_Work to do_: Write every line of the material out exactly as shown.

_Material shown_:
____________________

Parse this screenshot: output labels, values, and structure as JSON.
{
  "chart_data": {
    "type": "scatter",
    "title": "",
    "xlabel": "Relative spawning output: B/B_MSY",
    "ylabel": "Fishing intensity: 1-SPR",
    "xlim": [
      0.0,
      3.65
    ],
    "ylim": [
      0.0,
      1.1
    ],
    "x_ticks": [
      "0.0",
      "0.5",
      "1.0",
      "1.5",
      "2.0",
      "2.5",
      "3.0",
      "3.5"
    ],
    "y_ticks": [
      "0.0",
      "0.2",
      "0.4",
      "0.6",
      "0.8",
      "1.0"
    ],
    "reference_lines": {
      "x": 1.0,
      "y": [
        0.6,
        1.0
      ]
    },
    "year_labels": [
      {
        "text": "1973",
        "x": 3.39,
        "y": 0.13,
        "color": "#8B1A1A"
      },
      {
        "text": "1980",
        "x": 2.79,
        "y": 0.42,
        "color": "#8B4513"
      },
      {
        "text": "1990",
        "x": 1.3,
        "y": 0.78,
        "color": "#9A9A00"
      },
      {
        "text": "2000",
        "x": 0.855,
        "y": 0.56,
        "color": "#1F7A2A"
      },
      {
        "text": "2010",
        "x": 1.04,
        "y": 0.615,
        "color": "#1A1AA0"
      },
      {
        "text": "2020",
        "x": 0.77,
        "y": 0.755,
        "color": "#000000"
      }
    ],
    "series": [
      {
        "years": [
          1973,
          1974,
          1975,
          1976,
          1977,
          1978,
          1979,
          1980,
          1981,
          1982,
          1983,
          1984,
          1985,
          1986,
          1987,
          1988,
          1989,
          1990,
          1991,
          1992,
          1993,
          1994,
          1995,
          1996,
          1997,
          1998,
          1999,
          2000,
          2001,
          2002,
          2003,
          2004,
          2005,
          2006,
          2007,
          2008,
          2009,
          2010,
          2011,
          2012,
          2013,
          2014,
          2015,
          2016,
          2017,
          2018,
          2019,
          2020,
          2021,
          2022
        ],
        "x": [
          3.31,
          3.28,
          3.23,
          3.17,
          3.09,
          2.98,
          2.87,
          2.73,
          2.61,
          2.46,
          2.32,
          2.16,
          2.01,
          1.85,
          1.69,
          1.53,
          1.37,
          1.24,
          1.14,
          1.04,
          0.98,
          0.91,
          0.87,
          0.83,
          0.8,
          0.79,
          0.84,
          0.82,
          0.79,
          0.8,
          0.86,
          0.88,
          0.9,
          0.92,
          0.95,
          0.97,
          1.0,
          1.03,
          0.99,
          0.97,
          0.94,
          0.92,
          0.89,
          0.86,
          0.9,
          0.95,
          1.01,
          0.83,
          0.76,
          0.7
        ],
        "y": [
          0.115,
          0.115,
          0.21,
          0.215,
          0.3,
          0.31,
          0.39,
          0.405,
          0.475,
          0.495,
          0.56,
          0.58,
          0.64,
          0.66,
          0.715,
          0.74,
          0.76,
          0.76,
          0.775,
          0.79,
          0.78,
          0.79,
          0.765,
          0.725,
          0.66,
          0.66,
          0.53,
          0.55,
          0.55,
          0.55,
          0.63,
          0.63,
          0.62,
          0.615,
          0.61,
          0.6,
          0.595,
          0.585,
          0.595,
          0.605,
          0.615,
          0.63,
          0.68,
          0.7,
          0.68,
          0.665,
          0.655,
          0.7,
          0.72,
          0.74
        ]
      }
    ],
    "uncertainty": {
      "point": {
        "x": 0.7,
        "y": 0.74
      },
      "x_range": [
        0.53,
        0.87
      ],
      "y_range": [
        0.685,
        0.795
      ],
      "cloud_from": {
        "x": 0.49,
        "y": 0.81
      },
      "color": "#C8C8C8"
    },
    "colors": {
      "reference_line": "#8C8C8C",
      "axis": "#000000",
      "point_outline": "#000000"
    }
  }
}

____________________

_Output of the exercise_:
Parse this screenshot: output labels, values, and structure as JSON.
{
  "chart_data": {
    "type": "scatter",
    "title": "",
    "xlabel": "Relative spawning output: B/B_MSY",
    "ylabel": "Fishing intensity: 1-SPR",
    "xlim": [
      0.0,
      3.65
    ],
    "ylim": [
      0.0,
      1.1
    ],
    "x_ticks": [
      "0.0",
      "0.5",
      "1.0",
      "1.5",
      "2.0",
      "2.5",
      "3.0",
      "3.5"
    ],
    "y_ticks": [
      "0.0",
      "0.2",
      "0.4",
      "0.6",
      "0.8",
      "1.0"
    ],
    "reference_lines": {
      "x": 1.0,
      "y": [
        0.6,
        1.0
      ]
    },
    "year_labels": [
      {
        "text": "1973",
        "x": 3.39,
        "y": 0.13,
        "color": "#8B1A1A"
      },
      {
        "text": "1980",
        "x": 2.79,
        "y": 0.42,
        "color": "#8B4513"
      },
      {
        "text": "1990",
        "x": 1.3,
        "y": 0.78,
        "color": "#9A9A00"
      },
      {
        "text": "2000",
        "x": 0.855,
        "y": 0.56,
        "color": "#1F7A2A"
      },
      {
        "text": "2010",
        "x": 1.04,
        "y": 0.615,
        "color": "#1A1AA0"
      },
      {
        "text": "2020",
        "x": 0.77,
        "y": 0.755,
        "color": "#000000"
      }
    ],
    "series": [
      {
        "years": [
          1973,
          1974,
          1975,
          1976,
          1977,
          1978,
          1979,
          1980,
          1981,
          1982,
          1983,
          1984,
          1985,
          1986,
          1987,
          1988,
          1989,
          1990,
          1991,
          1992,
          1993,
          1994,
          1995,
          1996,
          1997,
          1998,
          1999,
          2000,
          2001,
          2002,
          2003,
          2004,
          2005,
          2006,
          2007,
          2008,
          2009,
          2010,
          2011,
          2012,
          2013,
          2014,
          2015,
          2016,
          2017,
          2018,
          2019,
          2020,
          2021,
          2022
        ],
        "x": [
          3.31,
          3.28,
          3.23,
          3.17,
          3.09,
          2.98,
          2.87,
          2.73,
          2.61,
          2.46,
          2.32,
          2.16,
          2.01,
          1.85,
          1.69,
          1.53,
          1.37,
          1.24,
          1.14,
          1.04,
          0.98,
          0.91,
          0.87,
          0.83,
          0.8,
          0.79,
          0.84,
          0.82,
          0.79,
          0.8,
          0.86,
          0.88,
          0.9,
          0.92,
          0.95,
          0.97,
          1.0,
          1.03,
          0.99,
          0.97,
          0.94,
          0.92,
          0.89,
          0.86,
          0.9,
          0.95,
          1.01,
          0.83,
          0.76,
          0.7
        ],
        "y": [
          0.115,
          0.115,
          0.21,
          0.215,
          0.3,
          0.31,
          0.39,
          0.405,
          0.475,
          0.495,
          0.56,
          0.58,
          0.64,
          0.66,
          0.715,
          0.74,
          0.76,
          0.76,
          0.775,
          0.79,
          0.78,
          0.79,
          0.765,
          0.725,
          0.66,
          0.66,
          0.53,
          0.55,
          0.55,
          0.55,
          0.63,
          0.63,
          0.62,
          0.615,
          0.61,
          0.6,
          0.595,
          0.585,
          0.595,
          0.605,
          0.615,
          0.63,
          0.68,
          0.7,
          0.68,
          0.665,
          0.655,
          0.7,
          0.72,
          0.74
        ]
      }
    ],
    "uncertainty": {
      "point": {
        "x": 0.7,
        "y": 0.74
      },
      "x_range": [
        0.53,
        0.87
      ],
      "y_range": [
        0.685,
        0.795
      ],
      "cloud_from": {
        "x": 0.49,
        "y": 0.81
      },
      "color": "#C8C8C8"
    },
    "colors": {
      "reference_line": "#8C8C8C",
      "axis": "#000000",
      "point_outline": "#000000"
    }
  }
}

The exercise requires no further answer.